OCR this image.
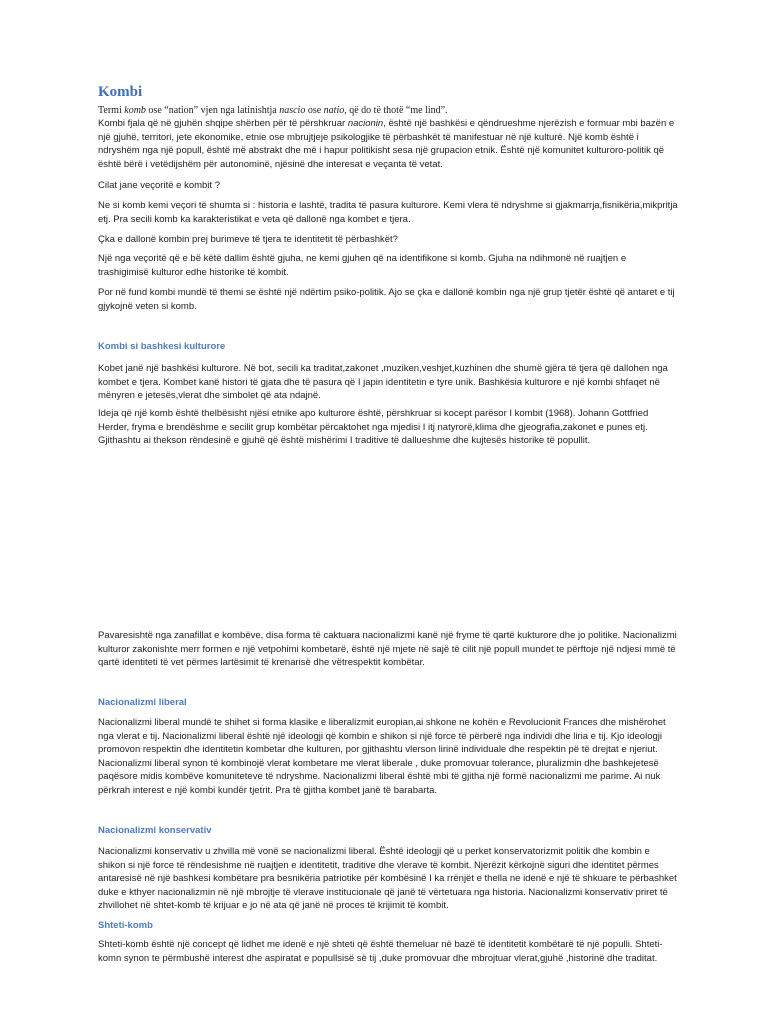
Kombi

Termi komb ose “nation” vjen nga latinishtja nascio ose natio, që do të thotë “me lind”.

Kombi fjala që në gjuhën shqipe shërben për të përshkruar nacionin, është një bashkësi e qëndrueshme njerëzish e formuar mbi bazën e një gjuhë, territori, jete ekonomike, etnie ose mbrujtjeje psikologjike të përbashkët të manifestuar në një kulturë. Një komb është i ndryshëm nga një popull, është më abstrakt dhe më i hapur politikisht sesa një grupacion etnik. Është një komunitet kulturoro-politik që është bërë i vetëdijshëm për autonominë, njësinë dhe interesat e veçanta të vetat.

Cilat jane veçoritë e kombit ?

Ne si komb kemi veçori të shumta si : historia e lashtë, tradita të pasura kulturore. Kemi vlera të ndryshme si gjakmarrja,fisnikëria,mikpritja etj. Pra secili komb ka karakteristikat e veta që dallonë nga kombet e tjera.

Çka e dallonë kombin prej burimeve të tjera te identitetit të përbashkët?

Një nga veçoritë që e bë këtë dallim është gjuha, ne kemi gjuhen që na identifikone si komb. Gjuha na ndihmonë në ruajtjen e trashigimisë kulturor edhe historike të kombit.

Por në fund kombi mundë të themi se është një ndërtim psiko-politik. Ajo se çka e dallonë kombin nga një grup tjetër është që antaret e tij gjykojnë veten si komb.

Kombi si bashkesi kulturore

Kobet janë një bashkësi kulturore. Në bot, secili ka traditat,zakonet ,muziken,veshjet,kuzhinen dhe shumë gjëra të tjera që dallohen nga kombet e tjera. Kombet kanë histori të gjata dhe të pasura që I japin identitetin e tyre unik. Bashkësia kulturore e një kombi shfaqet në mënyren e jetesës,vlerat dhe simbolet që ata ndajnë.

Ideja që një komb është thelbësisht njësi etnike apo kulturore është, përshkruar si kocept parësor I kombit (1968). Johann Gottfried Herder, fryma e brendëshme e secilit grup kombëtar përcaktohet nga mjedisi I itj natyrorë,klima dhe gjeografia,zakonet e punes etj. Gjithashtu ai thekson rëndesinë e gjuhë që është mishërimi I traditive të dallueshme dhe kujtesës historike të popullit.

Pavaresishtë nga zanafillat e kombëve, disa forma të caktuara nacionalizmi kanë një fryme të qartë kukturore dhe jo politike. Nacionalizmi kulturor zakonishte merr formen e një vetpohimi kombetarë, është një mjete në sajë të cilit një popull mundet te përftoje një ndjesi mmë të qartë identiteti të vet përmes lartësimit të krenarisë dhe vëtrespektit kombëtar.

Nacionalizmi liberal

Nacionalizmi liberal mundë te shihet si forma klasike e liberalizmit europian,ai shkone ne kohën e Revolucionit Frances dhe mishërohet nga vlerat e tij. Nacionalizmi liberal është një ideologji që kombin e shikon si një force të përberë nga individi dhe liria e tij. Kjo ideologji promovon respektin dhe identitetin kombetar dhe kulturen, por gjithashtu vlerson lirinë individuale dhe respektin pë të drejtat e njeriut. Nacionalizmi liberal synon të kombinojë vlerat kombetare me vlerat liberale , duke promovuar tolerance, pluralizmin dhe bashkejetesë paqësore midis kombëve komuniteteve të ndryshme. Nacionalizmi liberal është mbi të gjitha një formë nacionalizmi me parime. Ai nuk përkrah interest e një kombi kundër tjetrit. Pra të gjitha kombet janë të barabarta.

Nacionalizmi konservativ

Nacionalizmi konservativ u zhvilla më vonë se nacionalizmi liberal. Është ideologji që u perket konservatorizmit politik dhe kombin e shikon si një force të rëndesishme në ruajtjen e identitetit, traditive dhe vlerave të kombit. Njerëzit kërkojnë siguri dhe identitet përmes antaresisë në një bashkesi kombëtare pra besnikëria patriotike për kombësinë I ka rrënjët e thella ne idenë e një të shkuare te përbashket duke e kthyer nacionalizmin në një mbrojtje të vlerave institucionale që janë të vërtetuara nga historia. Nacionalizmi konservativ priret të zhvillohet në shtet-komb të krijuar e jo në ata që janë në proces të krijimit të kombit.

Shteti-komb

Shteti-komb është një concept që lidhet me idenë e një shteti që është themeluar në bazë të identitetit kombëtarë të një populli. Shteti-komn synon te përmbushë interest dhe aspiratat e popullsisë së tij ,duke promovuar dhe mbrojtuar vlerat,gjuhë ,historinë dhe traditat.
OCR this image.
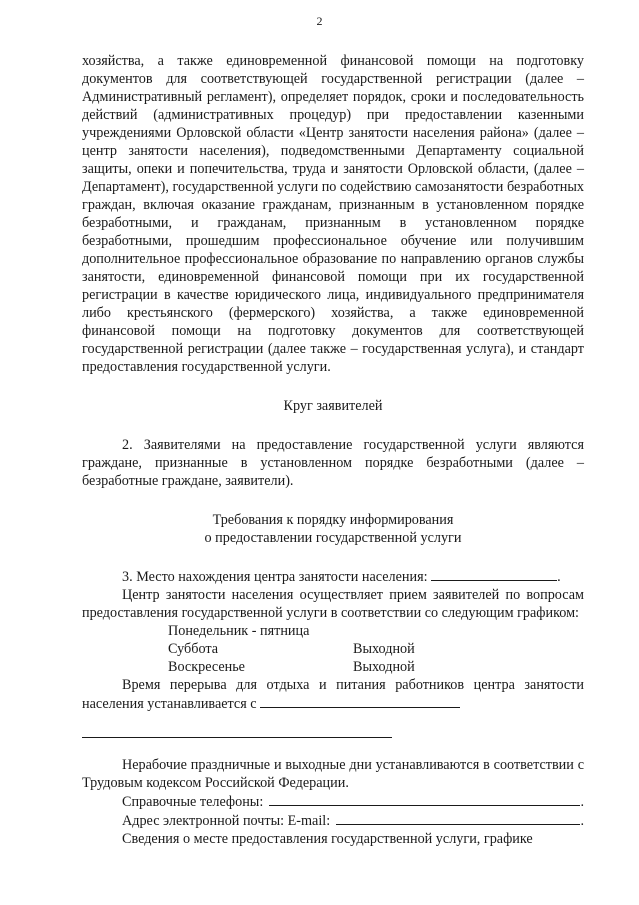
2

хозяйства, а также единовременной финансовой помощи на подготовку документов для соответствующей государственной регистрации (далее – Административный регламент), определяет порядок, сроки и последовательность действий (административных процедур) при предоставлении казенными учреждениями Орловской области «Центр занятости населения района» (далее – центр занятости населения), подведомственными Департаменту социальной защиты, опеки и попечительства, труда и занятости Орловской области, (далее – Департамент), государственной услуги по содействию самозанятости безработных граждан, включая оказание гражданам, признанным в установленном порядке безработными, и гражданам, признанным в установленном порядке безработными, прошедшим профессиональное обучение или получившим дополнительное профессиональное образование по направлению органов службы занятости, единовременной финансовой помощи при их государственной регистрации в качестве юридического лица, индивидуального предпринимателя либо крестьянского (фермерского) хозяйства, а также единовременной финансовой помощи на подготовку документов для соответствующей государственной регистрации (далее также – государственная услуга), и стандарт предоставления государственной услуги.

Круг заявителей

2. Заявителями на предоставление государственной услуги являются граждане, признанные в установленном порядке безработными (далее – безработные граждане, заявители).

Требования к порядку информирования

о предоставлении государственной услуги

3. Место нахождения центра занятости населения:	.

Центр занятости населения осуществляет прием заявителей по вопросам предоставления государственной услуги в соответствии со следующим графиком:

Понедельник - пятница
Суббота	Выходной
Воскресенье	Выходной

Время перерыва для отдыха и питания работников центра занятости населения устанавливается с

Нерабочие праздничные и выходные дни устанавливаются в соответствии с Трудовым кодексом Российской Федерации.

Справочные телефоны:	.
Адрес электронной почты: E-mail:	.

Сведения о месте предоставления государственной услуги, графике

▶ [Task brief]: Reproduce every record above exactly, omitting the pictures.

▶ [Output of the task]:
OCR this image.
Kombi

Termi komb ose “nation” vjen nga latinishtja nascio ose natio, që do të thotë “me lind”.

Kombi fjala që në gjuhën shqipe shërben për të përshkruar nacionin, është një bashkësi e qëndrueshme njerëzish e formuar mbi bazën e një gjuhë, territori, jete ekonomike, etnie ose mbrujtjeje psikologjike të përbashkët të manifestuar në një kulturë. Një komb është i ndryshëm nga një popull, është më abstrakt dhe më i hapur politikisht sesa një grupacion etnik. Është një komunitet kulturoro-politik që është bërë i vetëdijshëm për autonominë, njësinë dhe interesat e veçanta të vetat.

Cilat jane veçoritë e kombit ?

Ne si komb kemi veçori të shumta si : historia e lashtë, tradita të pasura kulturore. Kemi vlera të ndryshme si gjakmarrja,fisnikëria,mikpritja etj. Pra secili komb ka karakteristikat e veta që dallonë nga kombet e tjera.

Çka e dallonë kombin prej burimeve të tjera te identitetit të përbashkët?

Një nga veçoritë që e bë këtë dallim është gjuha, ne kemi gjuhen që na identifikone si komb. Gjuha na ndihmonë në ruajtjen e trashigimisë kulturor edhe historike të kombit.

Por në fund kombi mundë të themi se është një ndërtim psiko-politik. Ajo se çka e dallonë kombin nga një grup tjetër është që antaret e tij gjykojnë veten si komb.

Kombi si bashkesi kulturore

Kobet janë një bashkësi kulturore. Në bot, secili ka traditat,zakonet ,muziken,veshjet,kuzhinen dhe shumë gjëra të tjera që dallohen nga kombet e tjera. Kombet kanë histori të gjata dhe të pasura që I japin identitetin e tyre unik. Bashkësia kulturore e një kombi shfaqet në mënyren e jetesës,vlerat dhe simbolet që ata ndajnë.

Ideja që një komb është thelbësisht njësi etnike apo kulturore është, përshkruar si kocept parësor I kombit (1968). Johann Gottfried Herder, fryma e brendëshme e secilit grup kombëtar përcaktohet nga mjedisi I itj natyrorë,klima dhe gjeografia,zakonet e punes etj. Gjithashtu ai thekson rëndesinë e gjuhë që është mishërimi I traditive të dallueshme dhe kujtesës historike të popullit.

Pavaresishtë nga zanafillat e kombëve, disa forma të caktuara nacionalizmi kanë një fryme të qartë kukturore dhe jo politike. Nacionalizmi kulturor zakonishte merr formen e një vetpohimi kombetarë, është një mjete në sajë të cilit një popull mundet te përftoje një ndjesi mmë të qartë identiteti të vet përmes lartësimit të krenarisë dhe vëtrespektit kombëtar.

Nacionalizmi liberal

Nacionalizmi liberal mundë te shihet si forma klasike e liberalizmit europian,ai shkone ne kohën e Revolucionit Frances dhe mishërohet nga vlerat e tij. Nacionalizmi liberal është një ideologji që kombin e shikon si një force të përberë nga individi dhe liria e tij. Kjo ideologji promovon respektin dhe identitetin kombetar dhe kulturen, por gjithashtu vlerson lirinë individuale dhe respektin pë të drejtat e njeriut. Nacionalizmi liberal synon të kombinojë vlerat kombetare me vlerat liberale , duke promovuar tolerance, pluralizmin dhe bashkejetesë paqësore midis kombëve komuniteteve të ndryshme. Nacionalizmi liberal është mbi të gjitha një formë nacionalizmi me parime. Ai nuk përkrah interest e një kombi kundër tjetrit. Pra të gjitha kombet janë të barabarta.

Nacionalizmi konservativ

Nacionalizmi konservativ u zhvilla më vonë se nacionalizmi liberal. Është ideologji që u perket konservatorizmit politik dhe kombin e shikon si një force të rëndesishme në ruajtjen e identitetit, traditive dhe vlerave të kombit. Njerëzit kërkojnë siguri dhe identitet përmes antaresisë në një bashkesi kombëtare pra besnikëria patriotike për kombësinë I ka rrënjët e thella ne idenë e një të shkuare te përbashket duke e kthyer nacionalizmin në një mbrojtje të vlerave institucionale që janë të vërtetuara nga historia. Nacionalizmi konservativ priret të zhvillohet në shtet-komb të krijuar e jo në ata që janë në proces të krijimit të kombit.

Shteti-komb

Shteti-komb është një concept që lidhet me idenë e një shteti që është themeluar në bazë të identitetit kombëtarë të një populli. Shteti-komn synon te përmbushë interest dhe aspiratat e popullsisë së tij ,duke promovuar dhe mbrojtuar vlerat,gjuhë ,historinë dhe traditat.
OCR this image.
2

хозяйства, а также единовременной финансовой помощи на подготовку документов для соответствующей государственной регистрации (далее – Административный регламент), определяет порядок, сроки и последовательность действий (административных процедур) при предоставлении казенными учреждениями Орловской области «Центр занятости населения района» (далее – центр занятости населения), подведомственными Департаменту социальной защиты, опеки и попечительства, труда и занятости Орловской области, (далее – Департамент), государственной услуги по содействию самозанятости безработных граждан, включая оказание гражданам, признанным в установленном порядке безработными, и гражданам, признанным в установленном порядке безработными, прошедшим профессиональное обучение или получившим дополнительное профессиональное образование по направлению органов службы занятости, единовременной финансовой помощи при их государственной регистрации в качестве юридического лица, индивидуального предпринимателя либо крестьянского (фермерского) хозяйства, а также единовременной финансовой помощи на подготовку документов для соответствующей государственной регистрации (далее также – государственная услуга), и стандарт предоставления государственной услуги.

Круг заявителей

2. Заявителями на предоставление государственной услуги являются граждане, признанные в установленном порядке безработными (далее – безработные граждане, заявители).

Требования к порядку информирования

о предоставлении государственной услуги

3. Место нахождения центра занятости населения:	.

Центр занятости населения осуществляет прием заявителей по вопросам предоставления государственной услуги в соответствии со следующим графиком:

Понедельник - пятница
Суббота	Выходной
Воскресенье	Выходной

Время перерыва для отдыха и питания работников центра занятости населения устанавливается с

Нерабочие праздничные и выходные дни устанавливаются в соответствии с Трудовым кодексом Российской Федерации.

Справочные телефоны:	.
Адрес электронной почты: E-mail:	.

Сведения о месте предоставления государственной услуги, графике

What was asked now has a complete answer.